● Excerto para leitura:
● ● ●
Tribunal de São João Novo está a fazer o julgamento
Foto: José Carmo / Arquivo
O Ministério Público (MP) pediu esta quinta-feira, no Tribunal do Porto, dez anos de cadeia para o alegado líder de uma rede de trafico de droga que atuava no Norte, a partir do porto de Leixões, onde contaria com estivadores, sete deles detidos pela Polícia Judiciária
A alegada rede terá importado do Brasil e da Argentina centenas de quilos de cocaína, que se destinariam a Fábio Teixeira, ou "Freak", conhecido pela ligação ao antigo gangue de Valbom.
Para o MP, que pediu para outros arguidos penas entre três e seis anos, mas também duas absolvições, só não foi feita prova do crime de associação criminosa de que os 13 arguidos estavam acusados, ao contrário dos de tráfico, branqueamento e posse de arma.
● ● ●
● Dados disponíveis:
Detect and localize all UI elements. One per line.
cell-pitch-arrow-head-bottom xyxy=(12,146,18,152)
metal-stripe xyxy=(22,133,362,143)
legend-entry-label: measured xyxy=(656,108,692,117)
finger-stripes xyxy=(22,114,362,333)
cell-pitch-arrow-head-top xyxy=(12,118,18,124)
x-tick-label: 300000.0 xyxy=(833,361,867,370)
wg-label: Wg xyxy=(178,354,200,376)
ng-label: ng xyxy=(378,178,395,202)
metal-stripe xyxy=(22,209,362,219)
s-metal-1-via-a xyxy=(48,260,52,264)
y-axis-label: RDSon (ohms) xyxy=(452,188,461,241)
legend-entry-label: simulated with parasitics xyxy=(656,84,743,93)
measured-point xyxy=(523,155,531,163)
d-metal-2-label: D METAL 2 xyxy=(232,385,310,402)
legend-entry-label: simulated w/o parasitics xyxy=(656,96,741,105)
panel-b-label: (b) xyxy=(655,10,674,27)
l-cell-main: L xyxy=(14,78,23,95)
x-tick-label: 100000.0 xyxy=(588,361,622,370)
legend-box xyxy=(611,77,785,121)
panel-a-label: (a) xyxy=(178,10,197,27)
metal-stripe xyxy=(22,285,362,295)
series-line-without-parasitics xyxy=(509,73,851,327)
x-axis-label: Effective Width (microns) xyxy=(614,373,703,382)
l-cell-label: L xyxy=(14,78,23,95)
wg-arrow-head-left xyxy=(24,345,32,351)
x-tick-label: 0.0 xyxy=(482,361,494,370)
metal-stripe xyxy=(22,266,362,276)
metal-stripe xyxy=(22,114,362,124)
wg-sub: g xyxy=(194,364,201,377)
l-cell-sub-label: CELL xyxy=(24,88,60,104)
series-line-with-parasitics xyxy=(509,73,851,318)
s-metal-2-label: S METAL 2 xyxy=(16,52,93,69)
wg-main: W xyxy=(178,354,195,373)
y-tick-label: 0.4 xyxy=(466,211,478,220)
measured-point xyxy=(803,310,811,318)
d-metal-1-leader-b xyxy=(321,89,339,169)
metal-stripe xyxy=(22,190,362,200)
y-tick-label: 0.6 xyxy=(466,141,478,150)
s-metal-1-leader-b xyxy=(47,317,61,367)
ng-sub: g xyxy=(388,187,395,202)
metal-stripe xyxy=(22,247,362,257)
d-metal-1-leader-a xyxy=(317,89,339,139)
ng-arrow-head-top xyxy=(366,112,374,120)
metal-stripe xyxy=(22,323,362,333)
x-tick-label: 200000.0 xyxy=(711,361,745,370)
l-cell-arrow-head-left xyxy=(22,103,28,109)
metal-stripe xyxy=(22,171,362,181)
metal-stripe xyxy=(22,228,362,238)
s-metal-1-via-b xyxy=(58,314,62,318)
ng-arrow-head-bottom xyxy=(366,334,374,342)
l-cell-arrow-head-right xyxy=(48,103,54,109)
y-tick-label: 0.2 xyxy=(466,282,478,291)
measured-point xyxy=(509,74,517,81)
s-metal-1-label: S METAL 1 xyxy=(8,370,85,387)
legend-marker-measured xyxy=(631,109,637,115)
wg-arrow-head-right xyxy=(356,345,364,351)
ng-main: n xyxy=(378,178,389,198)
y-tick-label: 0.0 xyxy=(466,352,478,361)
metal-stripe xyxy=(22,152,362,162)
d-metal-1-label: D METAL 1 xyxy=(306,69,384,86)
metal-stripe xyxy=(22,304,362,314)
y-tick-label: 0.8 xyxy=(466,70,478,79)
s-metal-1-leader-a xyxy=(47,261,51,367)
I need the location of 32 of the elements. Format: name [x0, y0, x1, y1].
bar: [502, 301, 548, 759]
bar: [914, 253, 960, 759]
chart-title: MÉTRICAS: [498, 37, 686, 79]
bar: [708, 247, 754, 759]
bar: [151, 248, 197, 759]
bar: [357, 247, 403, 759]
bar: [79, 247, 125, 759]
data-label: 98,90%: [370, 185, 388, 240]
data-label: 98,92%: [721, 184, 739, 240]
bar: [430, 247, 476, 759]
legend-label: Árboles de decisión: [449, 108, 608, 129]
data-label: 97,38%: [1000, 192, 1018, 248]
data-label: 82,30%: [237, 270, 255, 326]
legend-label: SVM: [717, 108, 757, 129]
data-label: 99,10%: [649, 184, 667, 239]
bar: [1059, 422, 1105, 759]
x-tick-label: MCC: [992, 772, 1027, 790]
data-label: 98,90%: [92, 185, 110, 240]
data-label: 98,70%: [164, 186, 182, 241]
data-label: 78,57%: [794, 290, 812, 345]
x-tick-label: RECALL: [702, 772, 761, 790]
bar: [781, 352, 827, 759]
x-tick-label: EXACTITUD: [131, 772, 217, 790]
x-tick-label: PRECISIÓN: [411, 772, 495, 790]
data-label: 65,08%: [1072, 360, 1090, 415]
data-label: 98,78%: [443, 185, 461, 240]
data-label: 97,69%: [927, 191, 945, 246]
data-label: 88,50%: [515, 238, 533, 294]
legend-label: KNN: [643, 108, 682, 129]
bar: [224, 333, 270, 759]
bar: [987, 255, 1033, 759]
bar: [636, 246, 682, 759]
● ● ●
● Enunciado A:
Transcreva da notícia o trecho que começa em "Para o MP, que" e termina em "posse de arma.".
● Enunciado B:
Resuma a notícia sobre o julgamento em duas frases.

● Resolução do exercício A:
Para o MP, que pediu para outros arguidos penas entre três e seis anos, mas também duas absolvições, só não foi feita prova do crime de associação criminosa de que os 13 arguidos estavam acusados, ao contrário dos de tráfico, branqueamento e posse de arma.

● Resolução do exercício B:
O Ministério Público pediu no Tribunal do Porto dez anos de cadeia para o alegado líder de uma rede de tráfico de droga que atuava no Norte a partir do porto de Leixões, onde contaria com estivadores. A rede terá importado do Brasil e da Argentina centenas de quilos de cocaína destinados a Fábio Teixeira, e o MP pediu para outros arguidos penas entre três e seis anos e duas absolvições, dando como provados os crimes de tráfico, branqueamento e posse de arma, mas não o de associação criminosa.